# [Stated problem]
Gather up the lines with the word "Fraction" in them.

(Items from a dataset)
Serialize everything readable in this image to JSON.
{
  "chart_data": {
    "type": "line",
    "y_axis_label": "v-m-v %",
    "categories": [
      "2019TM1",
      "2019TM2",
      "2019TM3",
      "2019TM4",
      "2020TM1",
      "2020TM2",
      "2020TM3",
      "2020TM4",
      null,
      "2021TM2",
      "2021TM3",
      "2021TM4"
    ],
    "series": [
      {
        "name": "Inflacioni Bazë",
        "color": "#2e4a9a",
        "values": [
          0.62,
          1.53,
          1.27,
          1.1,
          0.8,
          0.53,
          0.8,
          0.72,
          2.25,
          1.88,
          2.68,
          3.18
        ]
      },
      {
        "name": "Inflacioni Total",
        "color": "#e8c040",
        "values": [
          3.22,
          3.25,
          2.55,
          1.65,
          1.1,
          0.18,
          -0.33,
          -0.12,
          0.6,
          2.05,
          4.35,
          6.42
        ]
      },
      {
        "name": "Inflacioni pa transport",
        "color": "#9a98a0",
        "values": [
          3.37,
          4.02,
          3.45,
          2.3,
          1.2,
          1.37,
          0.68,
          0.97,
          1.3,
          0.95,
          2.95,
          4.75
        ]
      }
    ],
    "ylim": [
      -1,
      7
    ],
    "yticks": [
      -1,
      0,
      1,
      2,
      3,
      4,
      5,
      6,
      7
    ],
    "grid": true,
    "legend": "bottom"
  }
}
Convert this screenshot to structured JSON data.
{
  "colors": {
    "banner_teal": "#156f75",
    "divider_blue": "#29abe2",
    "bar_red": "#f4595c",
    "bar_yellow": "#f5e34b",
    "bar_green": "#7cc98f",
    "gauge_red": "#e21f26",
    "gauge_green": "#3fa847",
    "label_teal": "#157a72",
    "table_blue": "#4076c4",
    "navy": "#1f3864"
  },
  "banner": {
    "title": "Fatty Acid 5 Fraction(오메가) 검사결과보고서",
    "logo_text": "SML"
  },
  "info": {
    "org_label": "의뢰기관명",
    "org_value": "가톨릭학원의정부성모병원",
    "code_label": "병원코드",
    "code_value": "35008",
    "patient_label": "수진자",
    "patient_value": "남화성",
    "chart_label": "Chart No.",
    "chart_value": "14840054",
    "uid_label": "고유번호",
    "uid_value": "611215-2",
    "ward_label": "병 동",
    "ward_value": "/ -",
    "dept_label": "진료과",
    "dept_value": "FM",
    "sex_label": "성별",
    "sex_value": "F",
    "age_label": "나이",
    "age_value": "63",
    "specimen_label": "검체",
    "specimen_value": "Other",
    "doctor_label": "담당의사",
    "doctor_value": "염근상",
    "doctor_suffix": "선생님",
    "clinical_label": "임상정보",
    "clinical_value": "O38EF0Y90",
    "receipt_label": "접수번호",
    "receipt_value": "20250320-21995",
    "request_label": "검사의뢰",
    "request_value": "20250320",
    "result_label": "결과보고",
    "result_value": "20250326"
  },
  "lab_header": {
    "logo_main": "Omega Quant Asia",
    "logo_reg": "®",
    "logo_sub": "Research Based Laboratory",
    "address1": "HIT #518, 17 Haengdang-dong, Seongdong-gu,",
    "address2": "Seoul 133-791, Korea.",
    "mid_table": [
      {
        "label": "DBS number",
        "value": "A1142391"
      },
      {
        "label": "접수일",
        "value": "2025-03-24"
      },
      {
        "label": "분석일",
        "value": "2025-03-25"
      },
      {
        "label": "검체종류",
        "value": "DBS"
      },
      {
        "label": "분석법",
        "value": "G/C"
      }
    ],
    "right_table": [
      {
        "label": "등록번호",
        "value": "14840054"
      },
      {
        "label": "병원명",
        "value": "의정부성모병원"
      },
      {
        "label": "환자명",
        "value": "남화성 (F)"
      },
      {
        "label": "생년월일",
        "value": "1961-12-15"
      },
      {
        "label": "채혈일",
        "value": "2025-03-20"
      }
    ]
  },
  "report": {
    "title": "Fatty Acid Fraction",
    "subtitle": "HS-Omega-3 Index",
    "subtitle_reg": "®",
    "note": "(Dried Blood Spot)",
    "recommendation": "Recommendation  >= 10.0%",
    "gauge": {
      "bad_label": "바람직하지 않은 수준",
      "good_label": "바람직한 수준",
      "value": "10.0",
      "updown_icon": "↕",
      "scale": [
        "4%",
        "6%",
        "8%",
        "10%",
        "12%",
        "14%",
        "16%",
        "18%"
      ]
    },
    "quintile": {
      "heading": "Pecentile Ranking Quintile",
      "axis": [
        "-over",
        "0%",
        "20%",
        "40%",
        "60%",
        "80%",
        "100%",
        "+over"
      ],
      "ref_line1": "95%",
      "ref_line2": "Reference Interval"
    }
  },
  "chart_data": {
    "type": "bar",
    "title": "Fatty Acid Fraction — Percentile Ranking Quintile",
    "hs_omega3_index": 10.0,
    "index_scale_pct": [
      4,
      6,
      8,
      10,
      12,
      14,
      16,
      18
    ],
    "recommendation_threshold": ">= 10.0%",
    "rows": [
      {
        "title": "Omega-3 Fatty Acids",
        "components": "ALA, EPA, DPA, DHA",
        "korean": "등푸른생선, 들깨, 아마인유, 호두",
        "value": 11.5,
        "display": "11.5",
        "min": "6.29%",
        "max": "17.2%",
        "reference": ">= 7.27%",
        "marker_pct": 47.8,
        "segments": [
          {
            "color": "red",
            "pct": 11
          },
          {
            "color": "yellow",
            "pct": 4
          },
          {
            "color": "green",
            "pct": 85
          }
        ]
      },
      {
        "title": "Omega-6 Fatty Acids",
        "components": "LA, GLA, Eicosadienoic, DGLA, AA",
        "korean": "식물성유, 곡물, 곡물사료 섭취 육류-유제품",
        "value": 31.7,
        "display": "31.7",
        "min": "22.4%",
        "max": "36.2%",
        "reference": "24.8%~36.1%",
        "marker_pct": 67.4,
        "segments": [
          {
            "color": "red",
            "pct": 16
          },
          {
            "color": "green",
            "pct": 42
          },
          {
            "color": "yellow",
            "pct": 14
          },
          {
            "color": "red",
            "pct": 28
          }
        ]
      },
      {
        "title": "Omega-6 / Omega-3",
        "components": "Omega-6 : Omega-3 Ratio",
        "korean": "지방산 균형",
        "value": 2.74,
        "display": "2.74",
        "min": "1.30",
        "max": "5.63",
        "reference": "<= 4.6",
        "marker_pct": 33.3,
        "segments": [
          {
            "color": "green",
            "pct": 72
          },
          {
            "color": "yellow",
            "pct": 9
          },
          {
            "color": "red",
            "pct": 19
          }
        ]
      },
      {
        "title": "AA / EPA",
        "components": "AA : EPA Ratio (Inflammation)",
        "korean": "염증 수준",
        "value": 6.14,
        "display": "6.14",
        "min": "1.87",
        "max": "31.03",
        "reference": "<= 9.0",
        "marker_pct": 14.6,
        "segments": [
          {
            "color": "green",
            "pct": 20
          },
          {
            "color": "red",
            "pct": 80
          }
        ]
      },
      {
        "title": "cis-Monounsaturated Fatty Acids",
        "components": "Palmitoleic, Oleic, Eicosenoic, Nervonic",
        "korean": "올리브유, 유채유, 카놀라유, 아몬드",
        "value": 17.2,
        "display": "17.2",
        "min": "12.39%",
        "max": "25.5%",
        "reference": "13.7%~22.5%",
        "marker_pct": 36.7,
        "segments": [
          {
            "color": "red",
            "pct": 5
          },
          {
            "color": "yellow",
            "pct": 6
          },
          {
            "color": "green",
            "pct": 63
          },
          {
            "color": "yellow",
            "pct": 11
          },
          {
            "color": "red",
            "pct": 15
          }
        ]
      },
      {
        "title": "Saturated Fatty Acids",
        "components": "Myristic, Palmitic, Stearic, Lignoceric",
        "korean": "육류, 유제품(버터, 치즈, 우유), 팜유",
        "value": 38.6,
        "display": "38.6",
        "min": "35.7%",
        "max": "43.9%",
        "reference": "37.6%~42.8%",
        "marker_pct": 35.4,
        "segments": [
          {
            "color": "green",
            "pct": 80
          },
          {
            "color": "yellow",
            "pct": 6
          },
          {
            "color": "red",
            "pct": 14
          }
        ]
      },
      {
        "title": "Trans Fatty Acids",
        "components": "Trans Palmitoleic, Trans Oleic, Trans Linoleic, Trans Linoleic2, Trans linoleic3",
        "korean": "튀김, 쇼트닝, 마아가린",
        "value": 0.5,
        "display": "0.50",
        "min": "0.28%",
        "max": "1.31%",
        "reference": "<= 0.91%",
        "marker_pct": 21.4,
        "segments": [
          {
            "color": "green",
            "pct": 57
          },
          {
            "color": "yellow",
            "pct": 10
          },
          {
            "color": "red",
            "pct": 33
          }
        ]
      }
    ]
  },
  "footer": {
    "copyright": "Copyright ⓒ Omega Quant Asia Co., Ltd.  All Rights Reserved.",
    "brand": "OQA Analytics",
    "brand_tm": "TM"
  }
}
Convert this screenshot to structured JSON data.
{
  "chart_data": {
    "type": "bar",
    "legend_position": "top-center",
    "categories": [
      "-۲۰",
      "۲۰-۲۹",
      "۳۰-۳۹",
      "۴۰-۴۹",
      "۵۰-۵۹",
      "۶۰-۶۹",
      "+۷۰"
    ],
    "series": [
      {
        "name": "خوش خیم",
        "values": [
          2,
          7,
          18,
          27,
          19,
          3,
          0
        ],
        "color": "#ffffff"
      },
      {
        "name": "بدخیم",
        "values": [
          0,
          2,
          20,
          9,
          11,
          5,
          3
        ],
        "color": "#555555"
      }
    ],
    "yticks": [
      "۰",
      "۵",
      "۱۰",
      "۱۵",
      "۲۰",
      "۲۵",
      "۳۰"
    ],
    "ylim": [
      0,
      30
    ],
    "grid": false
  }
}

# [Final result]
    "title": "Fatty Acid 5 Fraction(오메가) 검사결과보고서",
    "title": "Fatty Acid Fraction",
    "title": "Fatty Acid Fraction — Percentile Ranking Quintile",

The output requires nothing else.